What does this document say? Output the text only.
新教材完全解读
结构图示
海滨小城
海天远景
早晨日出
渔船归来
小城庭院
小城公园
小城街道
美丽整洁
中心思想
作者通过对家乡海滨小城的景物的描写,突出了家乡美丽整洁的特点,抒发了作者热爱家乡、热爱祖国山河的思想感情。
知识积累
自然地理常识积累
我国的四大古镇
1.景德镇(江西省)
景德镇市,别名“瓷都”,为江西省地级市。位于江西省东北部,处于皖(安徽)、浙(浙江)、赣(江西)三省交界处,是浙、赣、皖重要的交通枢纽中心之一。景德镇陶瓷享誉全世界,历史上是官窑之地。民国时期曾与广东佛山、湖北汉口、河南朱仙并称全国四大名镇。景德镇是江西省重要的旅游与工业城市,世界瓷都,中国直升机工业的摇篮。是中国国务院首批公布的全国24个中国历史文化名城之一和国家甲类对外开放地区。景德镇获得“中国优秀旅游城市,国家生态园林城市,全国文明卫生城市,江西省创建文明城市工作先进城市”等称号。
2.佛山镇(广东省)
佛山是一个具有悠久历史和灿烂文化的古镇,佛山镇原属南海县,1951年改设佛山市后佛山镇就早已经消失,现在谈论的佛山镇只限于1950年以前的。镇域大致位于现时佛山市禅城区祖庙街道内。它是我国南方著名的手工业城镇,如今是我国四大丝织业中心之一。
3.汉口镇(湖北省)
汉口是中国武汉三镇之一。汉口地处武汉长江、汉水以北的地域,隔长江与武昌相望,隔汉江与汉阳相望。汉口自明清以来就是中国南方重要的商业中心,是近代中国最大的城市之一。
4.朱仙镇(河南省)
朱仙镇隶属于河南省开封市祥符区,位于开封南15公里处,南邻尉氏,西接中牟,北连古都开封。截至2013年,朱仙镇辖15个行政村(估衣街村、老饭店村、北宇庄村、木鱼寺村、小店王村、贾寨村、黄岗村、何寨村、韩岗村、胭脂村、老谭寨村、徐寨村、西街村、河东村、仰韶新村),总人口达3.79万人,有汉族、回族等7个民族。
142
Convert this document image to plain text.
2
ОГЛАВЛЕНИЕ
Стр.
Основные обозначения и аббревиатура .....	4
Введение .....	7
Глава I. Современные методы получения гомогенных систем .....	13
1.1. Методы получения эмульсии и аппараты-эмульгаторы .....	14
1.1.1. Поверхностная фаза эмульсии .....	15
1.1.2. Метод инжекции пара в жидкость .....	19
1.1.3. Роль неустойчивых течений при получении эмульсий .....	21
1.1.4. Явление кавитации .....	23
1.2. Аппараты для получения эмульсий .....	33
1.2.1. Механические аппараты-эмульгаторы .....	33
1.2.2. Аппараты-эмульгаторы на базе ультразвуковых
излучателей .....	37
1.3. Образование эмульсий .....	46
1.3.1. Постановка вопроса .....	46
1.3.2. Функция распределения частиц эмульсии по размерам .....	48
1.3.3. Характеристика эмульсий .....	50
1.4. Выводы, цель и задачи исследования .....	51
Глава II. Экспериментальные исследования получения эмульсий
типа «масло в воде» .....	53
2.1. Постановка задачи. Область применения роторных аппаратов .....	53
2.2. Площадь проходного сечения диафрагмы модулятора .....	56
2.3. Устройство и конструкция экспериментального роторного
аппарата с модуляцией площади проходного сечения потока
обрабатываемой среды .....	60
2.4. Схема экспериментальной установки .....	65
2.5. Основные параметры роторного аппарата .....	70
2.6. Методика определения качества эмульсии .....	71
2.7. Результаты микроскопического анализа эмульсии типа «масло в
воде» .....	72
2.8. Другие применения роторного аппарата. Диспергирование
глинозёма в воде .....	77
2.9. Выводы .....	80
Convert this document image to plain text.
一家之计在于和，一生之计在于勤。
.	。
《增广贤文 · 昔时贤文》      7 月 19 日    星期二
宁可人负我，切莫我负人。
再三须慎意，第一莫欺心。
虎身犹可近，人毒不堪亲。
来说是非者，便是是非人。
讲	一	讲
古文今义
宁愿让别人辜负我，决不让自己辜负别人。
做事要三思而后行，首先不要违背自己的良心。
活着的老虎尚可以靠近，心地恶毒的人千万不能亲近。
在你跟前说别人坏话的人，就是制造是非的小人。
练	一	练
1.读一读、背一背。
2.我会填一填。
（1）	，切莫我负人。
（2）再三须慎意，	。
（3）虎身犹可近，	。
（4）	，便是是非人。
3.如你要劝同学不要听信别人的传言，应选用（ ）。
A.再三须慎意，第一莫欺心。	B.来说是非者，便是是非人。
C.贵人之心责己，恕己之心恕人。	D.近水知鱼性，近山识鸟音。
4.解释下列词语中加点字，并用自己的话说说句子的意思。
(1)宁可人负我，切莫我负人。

▬▬▬

WHAT IS BEING ASKED:
Set down the entries above again, word for word.

WORKED ANSWER:
What does this document say? Output the text only.
新教材完全解读
结构图示
海滨小城
海天远景
早晨日出
渔船归来
小城庭院
小城公园
小城街道
美丽整洁
中心思想
作者通过对家乡海滨小城的景物的描写,突出了家乡美丽整洁的特点,抒发了作者热爱家乡、热爱祖国山河的思想感情。
知识积累
自然地理常识积累
我国的四大古镇
1.景德镇(江西省)
景德镇市,别名“瓷都”,为江西省地级市。位于江西省东北部,处于皖(安徽)、浙(浙江)、赣(江西)三省交界处,是浙、赣、皖重要的交通枢纽中心之一。景德镇陶瓷享誉全世界,历史上是官窑之地。民国时期曾与广东佛山、湖北汉口、河南朱仙并称全国四大名镇。景德镇是江西省重要的旅游与工业城市,世界瓷都,中国直升机工业的摇篮。是中国国务院首批公布的全国24个中国历史文化名城之一和国家甲类对外开放地区。景德镇获得“中国优秀旅游城市,国家生态园林城市,全国文明卫生城市,江西省创建文明城市工作先进城市”等称号。
2.佛山镇(广东省)
佛山是一个具有悠久历史和灿烂文化的古镇,佛山镇原属南海县,1951年改设佛山市后佛山镇就早已经消失,现在谈论的佛山镇只限于1950年以前的。镇域大致位于现时佛山市禅城区祖庙街道内。它是我国南方著名的手工业城镇,如今是我国四大丝织业中心之一。
3.汉口镇(湖北省)
汉口是中国武汉三镇之一。汉口地处武汉长江、汉水以北的地域,隔长江与武昌相望,隔汉江与汉阳相望。汉口自明清以来就是中国南方重要的商业中心,是近代中国最大的城市之一。
4.朱仙镇(河南省)
朱仙镇隶属于河南省开封市祥符区,位于开封南15公里处,南邻尉氏,西接中牟,北连古都开封。截至2013年,朱仙镇辖15个行政村(估衣街村、老饭店村、北宇庄村、木鱼寺村、小店王村、贾寨村、黄岗村、何寨村、韩岗村、胭脂村、老谭寨村、徐寨村、西街村、河东村、仰韶新村),总人口达3.79万人,有汉族、回族等7个民族。
142
Convert this document image to plain text.
2
ОГЛАВЛЕНИЕ
Стр.
Основные обозначения и аббревиатура .....	4
Введение .....	7
Глава I. Современные методы получения гомогенных систем .....	13
1.1. Методы получения эмульсии и аппараты-эмульгаторы .....	14
1.1.1. Поверхностная фаза эмульсии .....	15
1.1.2. Метод инжекции пара в жидкость .....	19
1.1.3. Роль неустойчивых течений при получении эмульсий .....	21
1.1.4. Явление кавитации .....	23
1.2. Аппараты для получения эмульсий .....	33
1.2.1. Механические аппараты-эмульгаторы .....	33
1.2.2. Аппараты-эмульгаторы на базе ультразвуковых
излучателей .....	37
1.3. Образование эмульсий .....	46
1.3.1. Постановка вопроса .....	46
1.3.2. Функция распределения частиц эмульсии по размерам .....	48
1.3.3. Характеристика эмульсий .....	50
1.4. Выводы, цель и задачи исследования .....	51
Глава II. Экспериментальные исследования получения эмульсий
типа «масло в воде» .....	53
2.1. Постановка задачи. Область применения роторных аппаратов .....	53
2.2. Площадь проходного сечения диафрагмы модулятора .....	56
2.3. Устройство и конструкция экспериментального роторного
аппарата с модуляцией площади проходного сечения потока
обрабатываемой среды .....	60
2.4. Схема экспериментальной установки .....	65
2.5. Основные параметры роторного аппарата .....	70
2.6. Методика определения качества эмульсии .....	71
2.7. Результаты микроскопического анализа эмульсии типа «масло в
воде» .....	72
2.8. Другие применения роторного аппарата. Диспергирование
глинозёма в воде .....	77
2.9. Выводы .....	80
Convert this document image to plain text.
一家之计在于和，一生之计在于勤。
.	。
《增广贤文 · 昔时贤文》      7 月 19 日    星期二
宁可人负我，切莫我负人。
再三须慎意，第一莫欺心。
虎身犹可近，人毒不堪亲。
来说是非者，便是是非人。
讲	一	讲
古文今义
宁愿让别人辜负我，决不让自己辜负别人。
做事要三思而后行，首先不要违背自己的良心。
活着的老虎尚可以靠近，心地恶毒的人千万不能亲近。
在你跟前说别人坏话的人，就是制造是非的小人。
练	一	练
1.读一读、背一背。
2.我会填一填。
（1）	，切莫我负人。
（2）再三须慎意，	。
（3）虎身犹可近，	。
（4）	，便是是非人。
3.如你要劝同学不要听信别人的传言，应选用（ ）。
A.再三须慎意，第一莫欺心。	B.来说是非者，便是是非人。
C.贵人之心责己，恕己之心恕人。	D.近水知鱼性，近山识鸟音。
4.解释下列词语中加点字，并用自己的话说说句子的意思。
(1)宁可人负我，切莫我负人。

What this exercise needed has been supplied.